=== GIVEN INSTRUCTION ===
Pick out each line with the word "percentile" from the material that follows.

=== RAW DATA ===

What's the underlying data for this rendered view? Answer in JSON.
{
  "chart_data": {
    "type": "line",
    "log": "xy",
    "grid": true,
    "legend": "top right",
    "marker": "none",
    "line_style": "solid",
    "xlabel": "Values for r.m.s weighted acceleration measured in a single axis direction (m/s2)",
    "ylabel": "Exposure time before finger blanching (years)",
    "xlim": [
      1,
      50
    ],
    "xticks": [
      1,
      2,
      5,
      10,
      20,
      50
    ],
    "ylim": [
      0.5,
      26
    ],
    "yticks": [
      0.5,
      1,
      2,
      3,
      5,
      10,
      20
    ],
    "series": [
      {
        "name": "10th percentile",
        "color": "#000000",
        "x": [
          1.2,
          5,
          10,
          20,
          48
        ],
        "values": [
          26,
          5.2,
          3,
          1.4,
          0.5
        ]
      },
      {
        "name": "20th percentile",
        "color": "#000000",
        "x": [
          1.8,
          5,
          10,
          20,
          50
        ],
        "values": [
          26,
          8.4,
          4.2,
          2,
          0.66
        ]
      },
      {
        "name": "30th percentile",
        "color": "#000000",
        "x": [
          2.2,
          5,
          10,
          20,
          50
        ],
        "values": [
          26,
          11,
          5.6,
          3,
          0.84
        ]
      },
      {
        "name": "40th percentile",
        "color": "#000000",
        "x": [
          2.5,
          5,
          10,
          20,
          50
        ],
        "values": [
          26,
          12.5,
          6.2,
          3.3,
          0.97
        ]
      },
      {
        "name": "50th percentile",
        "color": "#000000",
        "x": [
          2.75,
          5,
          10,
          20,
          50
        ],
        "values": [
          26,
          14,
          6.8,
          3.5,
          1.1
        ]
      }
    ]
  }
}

=== WRITTEN ANSWER ===
        "name": "10th percentile",
        "name": "20th percentile",
        "name": "30th percentile",
        "name": "40th percentile",
        "name": "50th percentile",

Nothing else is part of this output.